### Exercise goal
Check every line below for the word "Type" and copy the ones that have it.

[Extracted records]
^^^^

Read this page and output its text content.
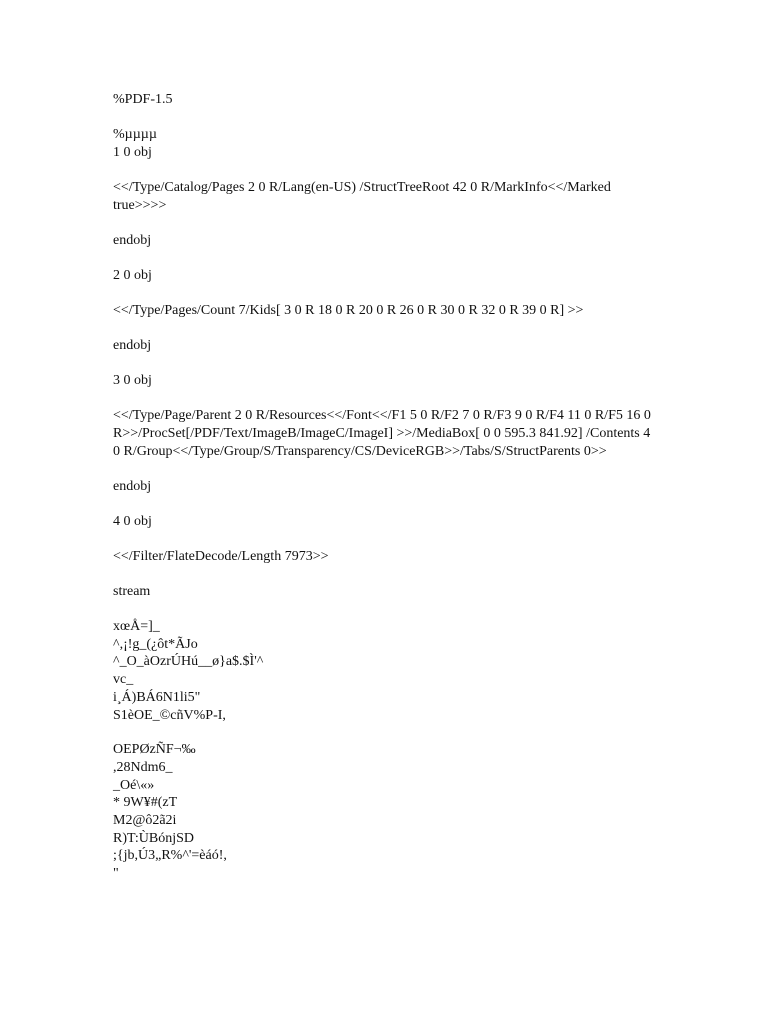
%PDF-1.5

%µµµµ

1 0 obj

<</Type/Catalog/Pages 2 0 R/Lang(en-US) /StructTreeRoot 42 0 R/MarkInfo<</Marked true>>>>

endobj

2 0 obj

<</Type/Pages/Count 7/Kids[ 3 0 R 18 0 R 20 0 R 26 0 R 30 0 R 32 0 R 39 0 R] >>

endobj

3 0 obj

<</Type/Page/Parent 2 0 R/Resources<</Font<</F1 5 0 R/F2 7 0 R/F3 9 0 R/F4 11 0 R/F5 16 0 R>>/ProcSet[/PDF/Text/ImageB/ImageC/ImageI] >>/MediaBox[ 0 0 595.3 841.92] /Contents 4 0 R/Group<</Type/Group/S/Transparency/CS/DeviceRGB>>/Tabs/S/StructParents 0>>

endobj

4 0 obj

<</Filter/FlateDecode/Length 7973>>

stream

xœÅ=]_
^,¡!g_(¿ôt*ÃJo
^_O_àOzrÚHú__ø}a$.$Ì'^
vc_
i¸Á)BÁ6N1li5"
S1èOE_©cñV%P-I,
OEPØzÑF¬‰
,28Ndm6_
_Oé\«»
* 9W¥#(zT
M2@ô2ã2i
R)T:ÙBónjSD
;{jb,Ú3„R%^'=èáó!,
"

^^^^

### Reply to the task
<</Type/Catalog/Pages 2 0 R/Lang(en-US) /StructTreeRoot 42 0 R/MarkInfo<</Marked true>>>>
<</Type/Pages/Count 7/Kids[ 3 0 R 18 0 R 20 0 R 26 0 R 30 0 R 32 0 R 39 0 R] >>
<</Type/Page/Parent 2 0 R/Resources<</Font<</F1 5 0 R/F2 7 0 R/F3 9 0 R/F4 11 0 R/F5 16 0 R>>/ProcSet[/PDF/Text/ImageB/ImageC/ImageI] >>/MediaBox[ 0 0 595.3 841.92] /Contents 4 0 R/Group<</Type/Group/S/Transparency/CS/DeviceRGB>>/Tabs/S/StructParents 0>>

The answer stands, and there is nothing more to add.